Continue the pg_stat_io_histogram mailing-list thread below, starting right after its last sentence.

Article
START
Thread

  1. Re: pg_stat_io_histogram

    Jakub Wartak <jakub.wartak@enterprisedb.com> — 2026-05-20T08:37:28Z

    On Fri, May 8, 2026 at 11:57 AM Jakub Wartak
    <jakub.wartak@enterprisedb.com> wrote:
    >
    > On Thu, Mar 19, 2026 at 11:16 AM Jakub Wartak
    > <jakub.wartak@enterprisedb.com> wrote:
    > >
    > > On Wed, Mar 18, 2026 at 2:29 PM Jakub Wartak
    > > <jakub.wartak@enterprisedb.com> wrote:
    > > >
    > > > On Tue, Mar 17, 2026 at 3:17 PM Andres Freund <andres@anarazel.de> wrote:
    > > > > On 2026-03-17 13:13:59 +0100, Jakub Wartak wrote:
    > > > > > 1. Concerns about memory use. With v7 I had couple of ideas, and with those
    > > > > > the memory use is really minimized as long as the code is still simple
    > > > > > (so nothing fancy, just some ideas to trim stuff and dynamically allocate
    > > > > > memory). I hope those reduce memory footprint to acceptable levels, see my
    > > > > > earlier description for v7.
    > > > >
    > > > > Personally I unfortunately continue to think that storing lots of values that
    > > > > are never anything but zero isn't a good idea once you have more than a
    > > > > handful of kB. Storing pointless data is something different than increasing
    > > > > memory usage with actual information.
    > > > >
    > > > > I still think you should just count the number of histograms needed, have an
    > > > > array [object][context][op] with the associated histogram "offset" and then
    > > > > increment the associated offset.  It'll add an indirection at count time, but
    > > > > no additional branches.
    > > >
    > > > Great idea, thanks, I haven't thought about that! Attached v9 attempts to do
    > > > that for pending backend I/O struct, which minimizes the (backend) memory
    > > > footprint for client backends to just about ~5kB.
    > > >
    > > > I have been pulling my hair trying to achieve the same for shared-memory, but I
    > > > have failed to do that w/o sinking into complexity [..]
    > >
    > > OK, I've made  it done too with indirect offset on shared memory, it wasn't easy
    > > at least for me, but now we have two approaches/patchsets:
    > >
    > [..]
    > > v9b: with more code and build complexity but that should address concern of not
    > >      used memory
    > >
    > > 'Shared Memory Stats' allocated size:
    > > master - uses ~308kB for shm
    > > v9a-000[12]: 578kB shm
    > > v9a-000[123]: 507kB shm
    > > v9a-000[1234]: 471kB shm (+~163kB more)
    > >
    > > v9b-000[123]: 361kB shm
    > >
    > > v9a-000[12] are identical to v9b-00[12], but included just for
    > > patchset completeness.
    > >
    > > In v9b meson/autoconf (for adding pgstat_io_genstats) build most of
    > > the time what
    > > they need, but probably that needs some cleanups and better dependency
    > > tracking. I'm
    > > not sure about correctnes of those changes as especially
    > > autoconf/Makefile is a lot
    > > like brainf**k to me and that area would need some help...
END
Records supplied
START
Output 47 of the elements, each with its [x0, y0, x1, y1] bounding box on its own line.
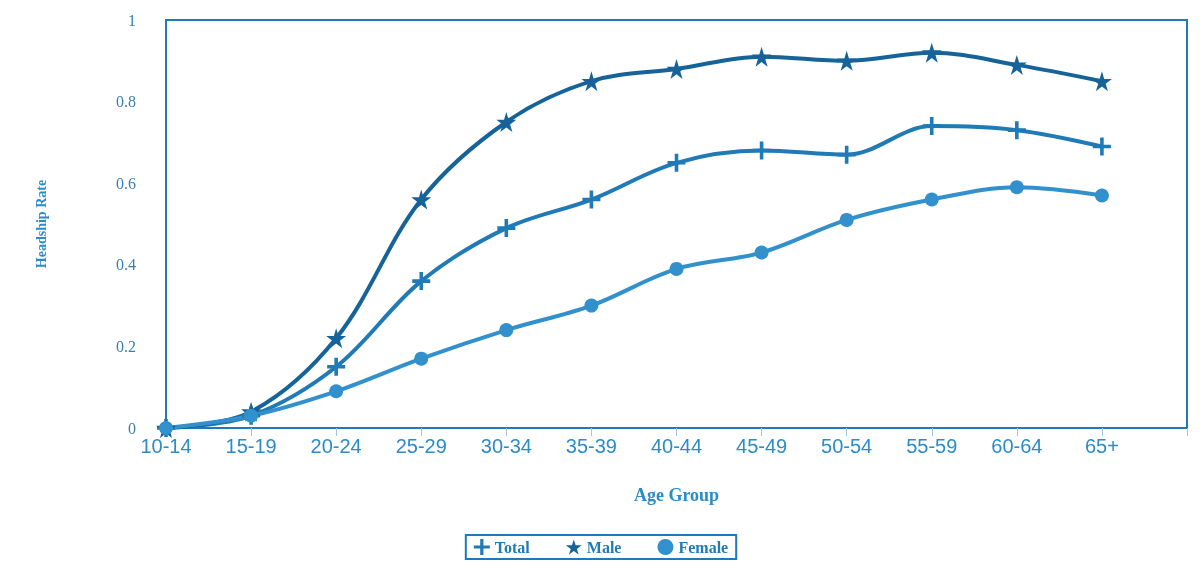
- point: [499, 323, 514, 338]
- point: [1007, 121, 1026, 140]
- point: [327, 357, 346, 376]
- point: [412, 272, 431, 291]
- point: [669, 261, 684, 276]
- point: [667, 153, 686, 172]
- point: [1092, 137, 1111, 156]
- y-tick-label: 1: [128, 11, 136, 29]
- y-axis-title: Headship Rate: [33, 179, 49, 269]
- point: [751, 46, 772, 67]
- x-tick-label: 15-19: [225, 435, 277, 457]
- point: [497, 219, 516, 238]
- point: [584, 298, 599, 313]
- point: [329, 384, 344, 399]
- x-tick-label: 45-49: [736, 435, 788, 457]
- point: [411, 189, 432, 210]
- y-tick-label: 0.4: [116, 256, 136, 274]
- point: [754, 245, 769, 260]
- point: [839, 212, 854, 227]
- y-tick-label: 0.8: [116, 93, 136, 111]
- point: [924, 192, 939, 207]
- x-tick-label: 10-14: [140, 435, 192, 457]
- x-tick-label: 40-44: [650, 435, 703, 457]
- point: [496, 112, 517, 132]
- y-tick-label: 0.2: [116, 337, 136, 355]
- x-tick-label: 65+: [1084, 435, 1119, 457]
- legend-label: Total: [494, 538, 531, 556]
- point: [921, 42, 942, 63]
- x-tick-label: 60-64: [991, 435, 1043, 457]
- x-tick-label: 30-34: [480, 435, 532, 457]
- point: [326, 328, 347, 349]
- point: [414, 351, 429, 366]
- x-tick-label: 50-54: [821, 435, 873, 457]
- y-tick-label: 0: [128, 419, 136, 437]
- point: [1009, 180, 1024, 195]
- legend-label: Male: [586, 538, 622, 556]
- legend-label: Female: [678, 538, 729, 556]
- y-tick-label: 0.6: [116, 174, 136, 192]
- point: [836, 50, 857, 71]
- x-axis-title: Age Group: [633, 485, 720, 505]
- point: [1094, 188, 1109, 203]
- point: [922, 117, 941, 136]
- x-tick-label: 35-39: [565, 435, 617, 457]
- point: [581, 71, 602, 92]
- x-tick-label: 25-29: [395, 435, 447, 457]
- x-tick-label: 20-24: [310, 435, 362, 457]
- x-tick-label: 55-59: [906, 435, 958, 457]
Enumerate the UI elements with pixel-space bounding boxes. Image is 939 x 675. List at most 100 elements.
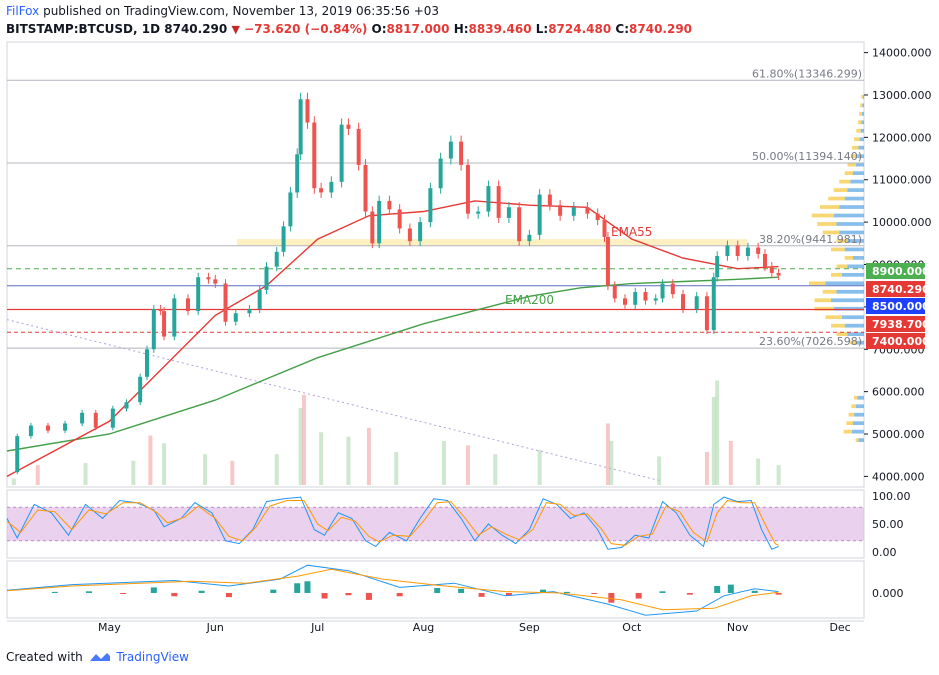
macd-histogram-bar: [458, 588, 465, 593]
candle-body: [138, 376, 143, 403]
macd-histogram-bar: [345, 592, 352, 596]
month-label: Sep: [519, 621, 540, 634]
volume-profile-bar: [854, 137, 860, 142]
volume-profile-bar: [831, 298, 864, 303]
publisher-name[interactable]: FilFox: [6, 4, 40, 18]
high-label: H:: [453, 22, 469, 36]
price-axis-label: 14000.000: [872, 47, 932, 60]
volume-profile-bar: [847, 332, 864, 337]
candle-body: [15, 436, 20, 473]
candle-body: [704, 296, 709, 331]
month-label: Nov: [727, 621, 749, 634]
volume-profile-bar: [855, 340, 864, 345]
macd-signal-line: [6, 568, 779, 611]
volume-profile-bar: [851, 429, 864, 434]
candle-body: [264, 266, 269, 290]
volume-profile-bar: [847, 264, 864, 269]
ema200-line: [6, 276, 779, 452]
price-badge-label: 7400.000: [872, 335, 930, 348]
tradingview-brand[interactable]: TradingView: [116, 650, 189, 664]
volume-profile-bar: [822, 289, 837, 294]
volume-profile-bar: [843, 429, 852, 434]
volume-profile-bar: [844, 247, 864, 252]
candle-body: [363, 164, 368, 212]
down-triangle-icon: ▼: [231, 23, 240, 36]
month-label: Aug: [413, 621, 434, 634]
volume-profile-bar: [825, 315, 842, 320]
macd-histogram-bar: [396, 592, 403, 597]
volume-profile-bar: [844, 196, 864, 201]
candle-body: [558, 205, 563, 216]
candle-body: [319, 188, 324, 193]
macd-histogram-bar: [225, 592, 232, 598]
candle-body: [643, 292, 648, 301]
candle-body: [476, 211, 481, 214]
volume-profile-bar: [850, 340, 856, 345]
macd-histogram-bar: [304, 581, 311, 593]
macd-histogram-bar: [591, 592, 598, 594]
candle-body: [715, 256, 720, 278]
month-label: Dec: [829, 621, 850, 634]
candle-body: [585, 207, 590, 214]
resistance-zone: [237, 239, 747, 246]
candle-body: [387, 200, 392, 210]
volume-bar: [776, 465, 781, 485]
volume-bar: [274, 454, 279, 485]
volume-profile-bar: [822, 230, 840, 235]
volume-profile-bar: [831, 272, 842, 277]
price-badge: [866, 281, 925, 297]
volume-profile-bar: [857, 395, 864, 400]
volume-profile-bar: [833, 213, 864, 218]
macd-histogram-bar: [540, 589, 547, 593]
fib-level-label: 61.80%(13346.299): [752, 67, 862, 80]
price-badge-label: 8900.000: [872, 265, 930, 278]
candle-body: [756, 247, 761, 254]
candle-body: [517, 207, 522, 242]
candle-body: [496, 186, 501, 218]
volume-bar: [394, 452, 399, 485]
candle-body: [725, 245, 730, 257]
volume-bar: [35, 465, 40, 485]
macd-histogram-bar: [686, 592, 693, 595]
macd-histogram-bar: [198, 590, 205, 593]
volume-profile-bar: [825, 281, 864, 286]
close-label: C:: [615, 22, 630, 36]
price-axis-label: 13000.000: [872, 89, 932, 102]
candle-body: [329, 181, 334, 193]
candle-body: [735, 245, 740, 257]
price-axis-label: 12000.000: [872, 131, 932, 144]
volume-profile-bar: [857, 120, 862, 125]
candle-body: [158, 309, 163, 312]
candle-body: [547, 194, 552, 206]
volume-profile-bar: [831, 323, 845, 328]
price-change: −73.620 (−0.84%): [244, 22, 368, 36]
macd-histogram-bar: [635, 592, 642, 599]
volume-profile-bar: [860, 103, 863, 108]
volume-profile-bar: [842, 272, 864, 277]
candle-body: [459, 141, 464, 165]
volume-bar: [715, 380, 720, 485]
candle-body: [762, 253, 767, 267]
volume-bar: [605, 423, 610, 485]
price-axis-label: 6000.000: [872, 386, 925, 399]
volume-profile-bar: [851, 145, 859, 150]
macd-histogram-bar: [659, 591, 666, 593]
candle-body: [407, 228, 412, 242]
candle-body: [28, 425, 33, 437]
candle-body: [418, 222, 423, 242]
volume-bar: [728, 441, 733, 485]
volume-profile-bar: [854, 412, 864, 417]
candle-body: [670, 283, 675, 295]
candle-body: [93, 412, 98, 428]
candle-body: [247, 309, 252, 314]
fib-level-label: 50.00%(11394.140): [752, 150, 862, 163]
candle-body: [305, 99, 310, 123]
volume-profile-bar: [844, 256, 853, 260]
macd-histogram-bar: [751, 590, 758, 593]
volume-profile-bar: [839, 230, 864, 235]
candle-body: [602, 220, 607, 237]
close-value: 8740.290: [629, 22, 693, 36]
candle-body: [622, 298, 627, 305]
volume-bar: [346, 436, 351, 485]
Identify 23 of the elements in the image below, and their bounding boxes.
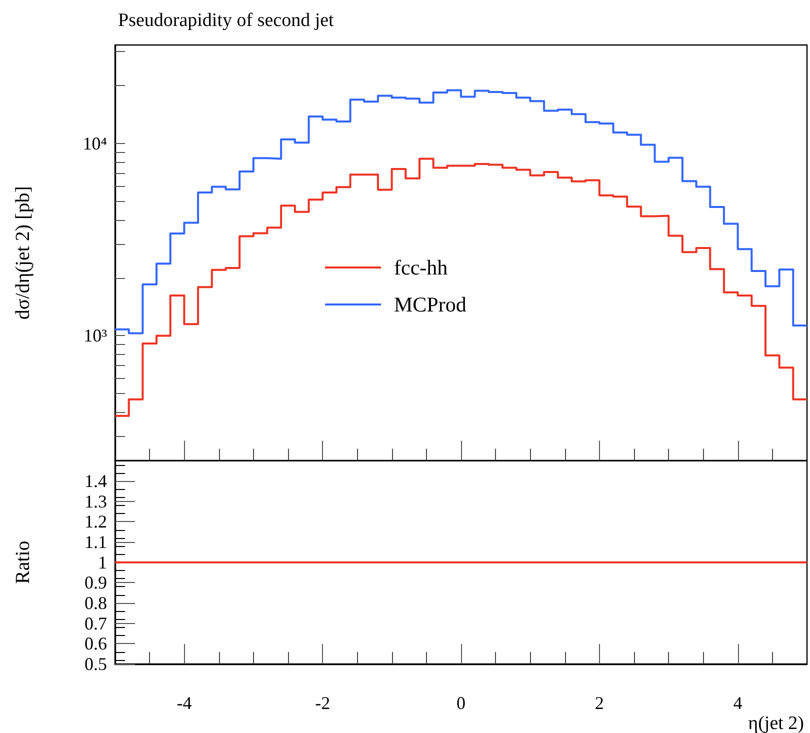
y-tick-label: 10³ bbox=[84, 326, 108, 346]
y-tick-label: 0.6 bbox=[84, 634, 107, 654]
y-axis-title: Ratio bbox=[12, 540, 34, 584]
x-axis-title: η(jet 2) bbox=[748, 713, 804, 733]
chart-title: Pseudorapidity of second jet bbox=[118, 10, 335, 31]
y-tick-label: 0.7 bbox=[84, 613, 107, 634]
y-axis-title: dσ/dη(jet 2) [pb] bbox=[12, 186, 34, 320]
y-tick-label: 1.4 bbox=[84, 471, 107, 492]
legend-label: fcc-hh bbox=[394, 256, 448, 280]
y-tick-label: 0.9 bbox=[84, 572, 107, 593]
y-tick-label: 1 bbox=[98, 552, 107, 572]
x-tick-label: 4 bbox=[733, 693, 742, 713]
legend-label: MCProd bbox=[394, 292, 467, 316]
x-tick-label: 0 bbox=[456, 693, 466, 713]
y-tick-label: 0.5 bbox=[84, 654, 107, 674]
x-tick-label: -4 bbox=[176, 693, 192, 713]
y-tick-label: 0.8 bbox=[84, 593, 107, 614]
y-tick-label: 1.3 bbox=[84, 491, 107, 512]
y-tick-label: 1.1 bbox=[84, 532, 107, 552]
y-tick-label: 1.2 bbox=[84, 512, 107, 532]
x-tick-label: 2 bbox=[594, 693, 604, 713]
x-tick-label: -2 bbox=[315, 693, 330, 713]
y-tick-label: 10⁴ bbox=[82, 133, 107, 154]
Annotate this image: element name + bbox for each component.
END
In response
    > >
    > > I think now we could even increase max resolution of buckets to cover
    > > max those maximum
    > > of 32s+ (at the cost of one extra 64-byte cacheline for pending IO
    > > stats, so go with
    > > PGSTAT_IO_HIST_BUCKETS from 16 to 24)
    >
    > Good morning all,
    >
    > Ok here comes v10, which is bit like earlier v9b (so has reduced shared memory
    > footprint using Yours idea about indirect offsets idea), but now with shm memory
    > sized and allocated on startup by postmaster. There are 3 patches:
    > - 0001, one to introduce view and bucketting, no changes since quite some time
    > - 0002, saves some private (backend) memory
    > - 0003, main meat, saving shared memory (main problem raised earlier),
    > now switched
    >   to simply dynamically size shared memory based on those pgstat_track_io*()
    >   logic
    >
    > The problem with the 0003 earlier was that I wanted to absolutley avoid further
    > complexiy/alterations in struct PgStat_IO related to dynamic shared memory
    > allocation for hist_time_buckets_slots[PGSTAT_IO_HIST_BUCKET_SLOTS]
    > [PGSTAT_IO_HIST_BUCKETS] (I was afraid to touch that shm code, it
    > looks complex),
    > so I had to come out with something that would tell us how many slots
    > (PGSTAT_IO_HIST_BUCKET_SLOTS) we need, I wish we had C++'s `constexpr` that
    > would do all of that. I've tried three aproaches (like in v9b but that hit
    > some serious cross-compiling obstacles, also had perl doing that, but that
    > had lots of code duplication), so in the end I had to alter the pgstat_io
    > shm allocation which is now in 0003.
    >
    > Summary of changes in 0003 since v9b / earlier post:
    > - Fixed potential race condition (touch via memset/memcpy() only histogram
    >   slots under LWLock)
    > - Fixed/removed the PGSTAT_IO_HIST_BUCKET_SLOTS macro
    > - Removed pgstat_io_genslots.c (first idea, above) and abandonded attempt to
    >   fixup some cross compilation woes on MSVC/mingw
    > - Bumped PGSTAT_FILE_FORMAT_ID
    > - Move/optimize pending_off in pgstat_io_flush_cb out of hot loop
    > - Document that hist_time_buckets_offsets should be the last member of
    > PgStat_BktypeIO
    > - Be defensive - added some asserts()
    > - Adjust _bucket_offsets from uint64 to just int to save memory (offsets are low
    >   numbers)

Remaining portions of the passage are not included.